### [Dataset content]
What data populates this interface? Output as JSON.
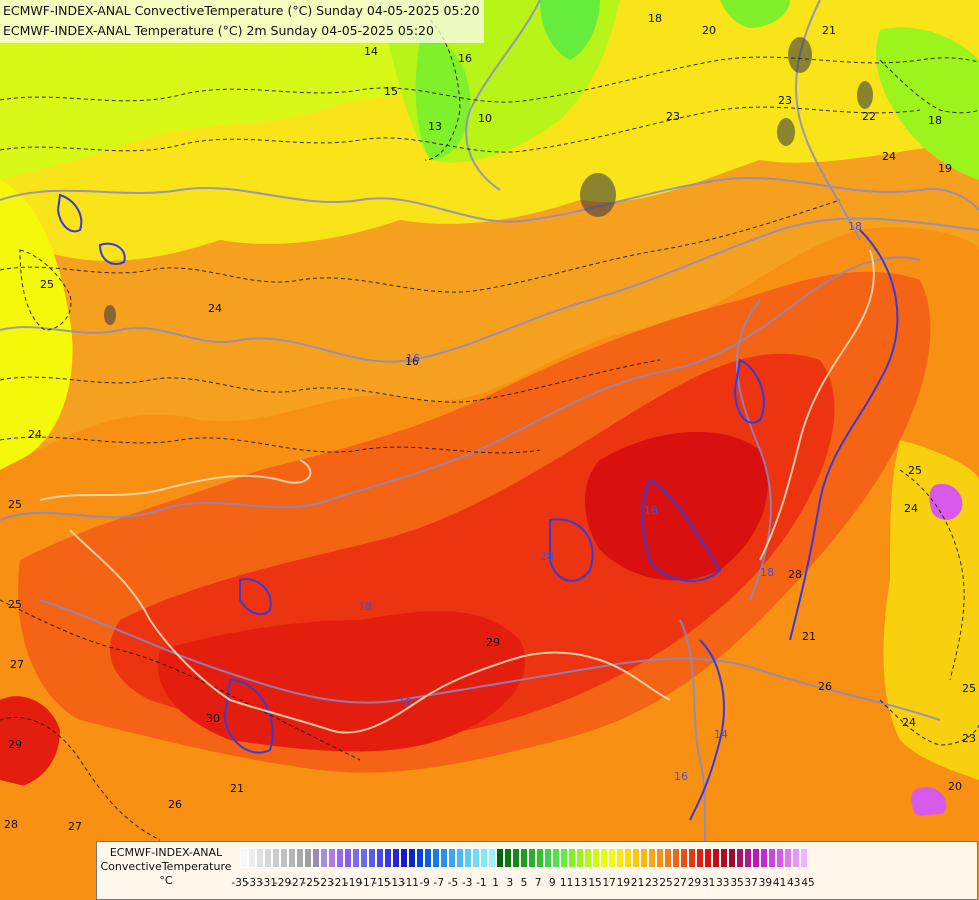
{
  "header": {
    "line1": "ECMWF-INDEX-ANAL ConvectiveTemperature (°C) Sunday 04-05-2025 05:20",
    "line2": "ECMWF-INDEX-ANAL Temperature (°C) 2m Sunday 04-05-2025 05:20"
  },
  "legend": {
    "line1": "ECMWF-INDEX-ANAL",
    "line2": "ConvectiveTemperature",
    "unit": "°C",
    "ticks": [
      "-35",
      "-33",
      "-31",
      "-29",
      "-27",
      "-25",
      "-23",
      "-21",
      "-19",
      "-17",
      "-15",
      "-13",
      "-11",
      "-9",
      "-7",
      "-5",
      "-3",
      "-1",
      "1",
      "3",
      "5",
      "7",
      "9",
      "11",
      "13",
      "15",
      "17",
      "19",
      "21",
      "23",
      "25",
      "27",
      "29",
      "31",
      "33",
      "35",
      "37",
      "39",
      "41",
      "43",
      "45"
    ],
    "colors": [
      "#f8f8f8",
      "#ececec",
      "#e0e0e0",
      "#d6d6d6",
      "#cbcbcb",
      "#c0c0c0",
      "#b6b6b6",
      "#aaaaaa",
      "#a0a0a0",
      "#9a8caf",
      "#a68cd9",
      "#b07ae6",
      "#9966ee",
      "#8a5cf0",
      "#7b6cf2",
      "#6a6af0",
      "#5a5aec",
      "#4848e6",
      "#3838e0",
      "#2626d8",
      "#1818cc",
      "#0c22c8",
      "#0044dd",
      "#0a5fe6",
      "#1a78ee",
      "#2890f0",
      "#38a4f2",
      "#48b8f4",
      "#5ccaf6",
      "#70daf8",
      "#86e6f8",
      "#9ef0fa",
      "#006400",
      "#0a7a0a",
      "#148c14",
      "#1e9e1e",
      "#28b028",
      "#32c232",
      "#42d242",
      "#52e052",
      "#66ec3c",
      "#80f02a",
      "#9cf41c",
      "#b8f814",
      "#d0fa10",
      "#e6fc0c",
      "#f6f80a",
      "#fae80a",
      "#fcd80c",
      "#fcc80e",
      "#fcb810",
      "#faa412",
      "#f89014",
      "#f67a14",
      "#f46414",
      "#f04c12",
      "#ec3410",
      "#e41e0e",
      "#d81010",
      "#c80a14",
      "#b4081c",
      "#a00a2a",
      "#aa1060",
      "#b4148c",
      "#be18b4",
      "#c828d2",
      "#d040e2",
      "#d85aec",
      "#e078f2",
      "#e896f6",
      "#f0b4fa"
    ]
  },
  "contour_labels": {
    "dashed": [
      "25",
      "24",
      "24",
      "25",
      "25",
      "27",
      "29",
      "26",
      "28",
      "21",
      "16",
      "14",
      "15",
      "13",
      "18",
      "16",
      "20",
      "21",
      "23",
      "22",
      "24",
      "19",
      "18",
      "10",
      "23",
      "24",
      "25",
      "26",
      "21",
      "24",
      "25",
      "20",
      "23",
      "27",
      "28"
    ],
    "solid": [
      "18",
      "28",
      "18",
      "29",
      "30",
      "10",
      "18",
      "14",
      "16",
      "18",
      "16"
    ]
  },
  "colors": {
    "contour_temp": "#111111",
    "contour_convective": "#7070c0",
    "contour_low": "#3030d0",
    "border": "#e8d0a0"
  }
}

### [What you are asked to do]
Look for the word "ANAL" in every line of the listing and copy the lines that have it.

### [The response]
    "line1": "ECMWF-INDEX-ANAL ConvectiveTemperature (°C) Sunday 04-05-2025 05:20",
    "line2": "ECMWF-INDEX-ANAL Temperature (°C) 2m Sunday 04-05-2025 05:20"
    "line1": "ECMWF-INDEX-ANAL",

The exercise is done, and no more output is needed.